** The problem **
Go over the entries below line by line, copying each one that contains the word "text".

** Data rows **
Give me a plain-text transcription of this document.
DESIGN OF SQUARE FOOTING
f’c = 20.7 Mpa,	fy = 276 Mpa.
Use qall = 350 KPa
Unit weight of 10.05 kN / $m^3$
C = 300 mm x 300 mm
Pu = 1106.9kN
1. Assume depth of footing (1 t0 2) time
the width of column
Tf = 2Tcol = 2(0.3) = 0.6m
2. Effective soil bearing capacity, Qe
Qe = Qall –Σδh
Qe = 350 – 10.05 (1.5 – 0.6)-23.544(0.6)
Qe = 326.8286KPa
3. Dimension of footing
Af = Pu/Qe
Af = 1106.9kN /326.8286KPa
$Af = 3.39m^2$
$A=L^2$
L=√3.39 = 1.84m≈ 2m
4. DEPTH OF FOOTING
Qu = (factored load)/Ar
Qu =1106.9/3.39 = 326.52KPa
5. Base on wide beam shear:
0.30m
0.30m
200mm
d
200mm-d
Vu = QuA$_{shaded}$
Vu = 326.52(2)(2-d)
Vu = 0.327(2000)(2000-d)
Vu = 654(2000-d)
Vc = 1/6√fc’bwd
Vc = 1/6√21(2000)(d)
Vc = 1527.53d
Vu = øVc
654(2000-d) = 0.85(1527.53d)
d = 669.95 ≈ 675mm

==

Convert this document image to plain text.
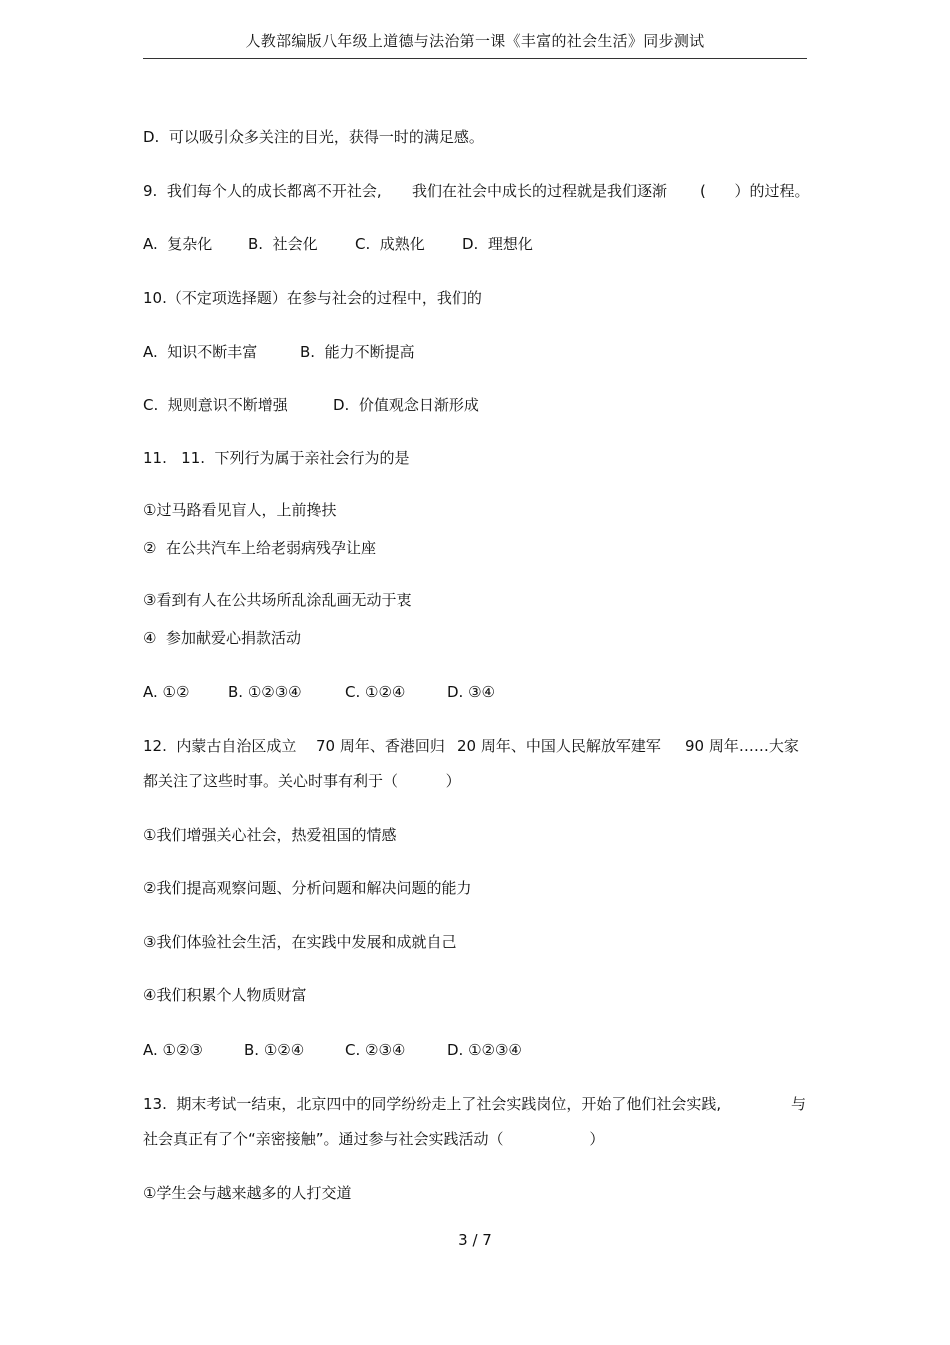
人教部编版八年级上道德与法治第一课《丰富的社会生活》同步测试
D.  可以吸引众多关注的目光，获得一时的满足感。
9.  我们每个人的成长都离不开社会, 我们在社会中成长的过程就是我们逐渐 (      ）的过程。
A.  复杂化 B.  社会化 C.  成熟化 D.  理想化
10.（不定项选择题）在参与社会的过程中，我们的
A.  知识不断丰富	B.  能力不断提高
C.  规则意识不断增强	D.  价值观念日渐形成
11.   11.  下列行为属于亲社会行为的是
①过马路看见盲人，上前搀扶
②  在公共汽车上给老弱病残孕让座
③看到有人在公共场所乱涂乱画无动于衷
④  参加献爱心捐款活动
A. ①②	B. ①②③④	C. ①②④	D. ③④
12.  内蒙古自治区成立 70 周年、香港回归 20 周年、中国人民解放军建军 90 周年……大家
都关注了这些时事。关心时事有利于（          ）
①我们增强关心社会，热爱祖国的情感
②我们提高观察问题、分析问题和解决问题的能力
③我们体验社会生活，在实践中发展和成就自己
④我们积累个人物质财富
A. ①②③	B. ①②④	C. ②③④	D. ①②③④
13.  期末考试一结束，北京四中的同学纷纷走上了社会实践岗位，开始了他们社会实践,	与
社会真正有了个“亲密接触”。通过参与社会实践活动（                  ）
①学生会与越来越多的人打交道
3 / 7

** Result of this task **
Give me a plain-text transcription of this document.
Convert this document image to plain text.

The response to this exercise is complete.